- [Requirements] Set down the records once more, please, exactly and with the pictures left out.
— START OF Entries shown —
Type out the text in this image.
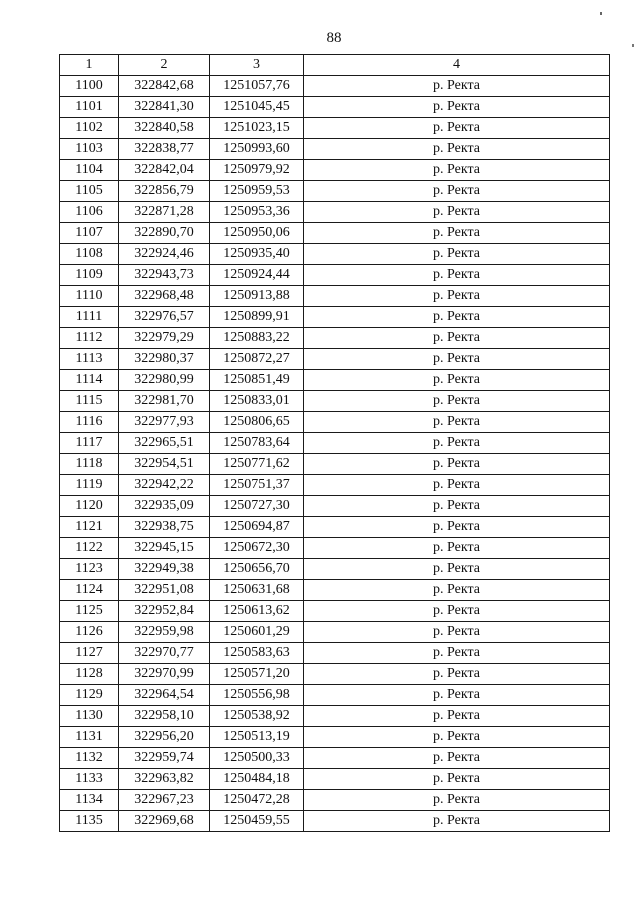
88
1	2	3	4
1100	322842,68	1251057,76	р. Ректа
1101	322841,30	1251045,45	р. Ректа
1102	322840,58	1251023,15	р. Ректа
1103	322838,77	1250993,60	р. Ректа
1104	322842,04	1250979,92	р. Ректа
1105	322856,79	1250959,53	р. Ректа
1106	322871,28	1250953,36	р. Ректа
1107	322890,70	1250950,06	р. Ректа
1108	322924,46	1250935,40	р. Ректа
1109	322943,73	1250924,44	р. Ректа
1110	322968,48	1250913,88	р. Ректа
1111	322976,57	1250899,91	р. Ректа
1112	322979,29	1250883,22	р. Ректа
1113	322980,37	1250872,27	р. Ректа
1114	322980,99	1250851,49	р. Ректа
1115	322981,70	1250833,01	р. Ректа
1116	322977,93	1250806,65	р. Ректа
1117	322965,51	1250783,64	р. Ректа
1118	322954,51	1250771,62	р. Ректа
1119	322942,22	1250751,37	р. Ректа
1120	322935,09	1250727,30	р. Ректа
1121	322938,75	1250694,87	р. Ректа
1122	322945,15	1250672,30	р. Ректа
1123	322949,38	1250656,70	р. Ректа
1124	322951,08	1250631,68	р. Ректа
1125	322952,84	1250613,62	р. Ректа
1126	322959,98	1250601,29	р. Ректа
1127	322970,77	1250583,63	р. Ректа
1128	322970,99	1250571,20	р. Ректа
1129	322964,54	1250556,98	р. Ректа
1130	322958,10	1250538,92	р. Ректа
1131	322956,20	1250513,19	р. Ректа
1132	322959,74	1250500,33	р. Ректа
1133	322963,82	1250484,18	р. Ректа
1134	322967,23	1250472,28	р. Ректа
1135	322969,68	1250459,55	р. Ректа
— END OF Entries shown —
- [Solution for this task]
Type out the text in this image.
88
1	2	3	4
1100	322842,68	1251057,76	р. Ректа
1101	322841,30	1251045,45	р. Ректа
1102	322840,58	1251023,15	р. Ректа
1103	322838,77	1250993,60	р. Ректа
1104	322842,04	1250979,92	р. Ректа
1105	322856,79	1250959,53	р. Ректа
1106	322871,28	1250953,36	р. Ректа
1107	322890,70	1250950,06	р. Ректа
1108	322924,46	1250935,40	р. Ректа
1109	322943,73	1250924,44	р. Ректа
1110	322968,48	1250913,88	р. Ректа
1111	322976,57	1250899,91	р. Ректа
1112	322979,29	1250883,22	р. Ректа
1113	322980,37	1250872,27	р. Ректа
1114	322980,99	1250851,49	р. Ректа
1115	322981,70	1250833,01	р. Ректа
1116	322977,93	1250806,65	р. Ректа
1117	322965,51	1250783,64	р. Ректа
1118	322954,51	1250771,62	р. Ректа
1119	322942,22	1250751,37	р. Ректа
1120	322935,09	1250727,30	р. Ректа
1121	322938,75	1250694,87	р. Ректа
1122	322945,15	1250672,30	р. Ректа
1123	322949,38	1250656,70	р. Ректа
1124	322951,08	1250631,68	р. Ректа
1125	322952,84	1250613,62	р. Ректа
1126	322959,98	1250601,29	р. Ректа
1127	322970,77	1250583,63	р. Ректа
1128	322970,99	1250571,20	р. Ректа
1129	322964,54	1250556,98	р. Ректа
1130	322958,10	1250538,92	р. Ректа
1131	322956,20	1250513,19	р. Ректа
1132	322959,74	1250500,33	р. Ректа
1133	322963,82	1250484,18	р. Ректа
1134	322967,23	1250472,28	р. Ректа
1135	322969,68	1250459,55	р. Ректа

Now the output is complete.